## EXTRAIT DU TEXTE
Le 24 juin 2016, les citoyens européens découvrent que le Royaume-Uni a décidé de quitter l’Union européenne : c’est le « Brexit ». La nouvelle surprend une majorité de la presse occidentale, qui pariait globalement sur un « Remain » (un vote majoritaire pour rester dans l’Union européenne). C’est suite à ce référendum que les fake news, des contenus mensongers conçus pour abuser le lecteur, font leur apparition médiatique.

 

Ce sujet, bien que mal défini et discutable, est alors subitement mis en lumière par la presse occidentale. Avec un accusé principal : Facebook. Ce dernier a été ainsi cloué au pilori par une grande partie de la presse pour son rôle supposé dans la propagation de ces « fausses nouvelles ». À ce titre, l’article de la rédactrice en chef du Guardian, Katharine Viner,fait date : le 12 juillet 2016, quelques jours après le « Brexit », elle publie un article intitulé How technology disrupted the news dans lequel elle accuse Facebook d’être en partie responsable du succès de ces « fausses nouvelles » qui perturbent le jugement des électeurs. Un article très partagé, qui engendrera de nombreux débats. Médiatiquement, les fake news deviennent alors un problème citoyen.

 

Le 8 novembre 2016, un événement va renforcer la polémique naissante : Donald Trump est élu Président des États-Unis. Là encore, la presse traditionnelle occidentale est surprise : Hillary Clinton ne devait-elle pas gagner haut la main face à un candidat peu crédible ? Et pourtant. La problématique des fake news prend alors une grande ampleur. Dans l’esprit de l’éditorial du Guardian post « Brexit », une pluie de critiques s’abat sur Facebook. Le réseau social est accusé par une grande partie de la presse d’avoir permis le partage en masse d’informations inventées ou largement exagérées

 

Aussi importantes soient-elles, ces critiques ne sont pourtant pas les premières concernant la gestion des contenus de la part de Facebook.

Avant même les fake news, Facebook était accusé de manipulation

 

 

 Pour Facebook, la problématique des biais médiatiques, entendu comme les façons dont Facebook orienterait la perception de ses utilisateurs, avait commencé avant l’élection de Donald Trump. En raison de son algorithme de tri des publications, chaque utilisateur du réseau social voit, en effet, s’afficher une partie seulement des publications de ses amis et des pages auxquelles il est abonné. Cette sélection est décidée par un algorithme bâti à partir de nombreux critères qui évoluent constamment. Ce tri est très souvent critiqué, tant pour son principe que pour ses effets supposés.

 En raison de son algorithme de tri des publications, Facebook est accusé de favoriser un enfermement idéologique des internautes 

Parmi ces effets, Facebook est accusé de favoriser un enfermement idéologique des internautes. En faisant apparaître, au sein des flux d’actualités des utilisateurs, seulement les publications proches de leurs opinions, ceux-ci ne peuvent que s’enfermer idéologiquement. C’est le reproche que faisait un internaute britannique à Facebook suite au « Brexit » : « Je cherche activement des gens qui se réjouissent de la victoire des pro-Brexit sur Facebook, mais les filtres sont tellement forts et tellement intégrés aux fonctions de recherche personnalisées sur des plateformes comme Facebook que je n’arrive pas à trouver une seule personne contente de ce résultat électoral, et ce, alors que près de la moitié du pays est clairement euphorique aujourd’hui. »

## CONSIGNE A
Dans le texte sur les fake news, quel est le titre de l'article que Katharine Viner a publié le 12 juillet 2016 ?
## CONSIGNE B
Recopiez le passage du texte sur les fake news qui commence par « Le 8 novembre » et se poursuit jusqu'à « part de Facebook. ».
Appuyez-vous seulement sur le texte sur les fake news.

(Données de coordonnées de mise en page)
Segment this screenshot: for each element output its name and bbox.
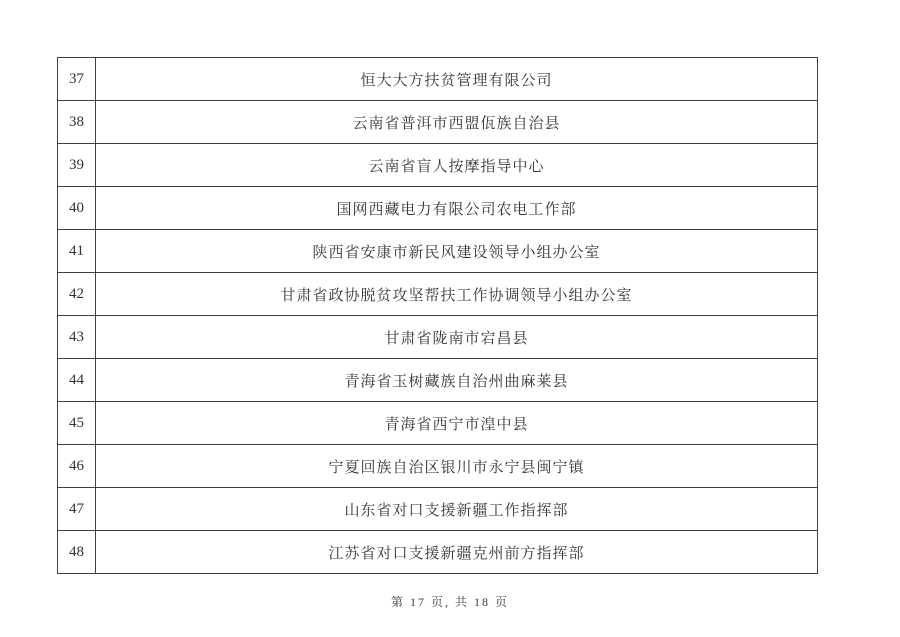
org-name: 陕西省安康市新民风建设领导小组办公室 bbox=[96, 230, 818, 273]
row-number: 44 bbox=[58, 359, 96, 402]
table-row bbox=[58, 101, 818, 144]
table-row bbox=[58, 445, 818, 488]
org-name: 甘肃省陇南市宕昌县 bbox=[96, 316, 818, 359]
row-number: 39 bbox=[58, 144, 96, 187]
org-name: 云南省普洱市西盟佤族自治县 bbox=[96, 101, 818, 144]
org-list-table bbox=[57, 57, 818, 574]
table-row bbox=[58, 531, 818, 574]
org-name: 青海省玉树藏族自治州曲麻莱县 bbox=[96, 359, 818, 402]
org-name: 青海省西宁市湟中县 bbox=[96, 402, 818, 445]
table-row bbox=[58, 316, 818, 359]
table-row bbox=[58, 58, 818, 101]
table-row bbox=[58, 488, 818, 531]
org-name: 宁夏回族自治区银川市永宁县闽宁镇 bbox=[96, 445, 818, 488]
table-row bbox=[58, 359, 818, 402]
row-number: 42 bbox=[58, 273, 96, 316]
table-row bbox=[58, 402, 818, 445]
org-name: 国网西藏电力有限公司农电工作部 bbox=[96, 187, 818, 230]
row-number: 41 bbox=[58, 230, 96, 273]
table-row bbox=[58, 187, 818, 230]
row-number: 48 bbox=[58, 531, 96, 574]
table-row bbox=[58, 230, 818, 273]
row-number: 40 bbox=[58, 187, 96, 230]
row-number: 47 bbox=[58, 488, 96, 531]
row-number: 38 bbox=[58, 101, 96, 144]
org-name: 江苏省对口支援新疆克州前方指挥部 bbox=[96, 531, 818, 574]
row-number: 45 bbox=[58, 402, 96, 445]
row-number: 46 bbox=[58, 445, 96, 488]
table-row bbox=[58, 273, 818, 316]
table-row bbox=[58, 144, 818, 187]
page-indicator: 第 17 页, 共 18 页 bbox=[390, 595, 509, 609]
row-number: 43 bbox=[58, 316, 96, 359]
org-name: 甘肃省政协脱贫攻坚帮扶工作协调领导小组办公室 bbox=[96, 273, 818, 316]
org-name: 山东省对口支援新疆工作指挥部 bbox=[96, 488, 818, 531]
org-name: 云南省盲人按摩指导中心 bbox=[96, 144, 818, 187]
org-name: 恒大大方扶贫管理有限公司 bbox=[96, 58, 818, 101]
row-number: 37 bbox=[58, 58, 96, 101]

## RÉPONSE A
How technology disrupted the news

## RÉPONSE B
Le 8 novembre 2016, un événement va renforcer la polémique naissante : Donald Trump est élu Président des États-Unis. Là encore, la presse traditionnelle occidentale est surprise : Hillary Clinton ne devait-elle pas gagner haut la main face à un candidat peu crédible ? Et pourtant. La problématique des fake news prend alors une grande ampleur. Dans l’esprit de l’éditorial du Guardian post « Brexit », une pluie de critiques s’abat sur Facebook. Le réseau social est accusé par une grande partie de la presse d’avoir permis le partage en masse d’informations inventées ou largement exagérées

 

Aussi importantes soient-elles, ces critiques ne sont pourtant pas les premières concernant la gestion des contenus de la part de Facebook.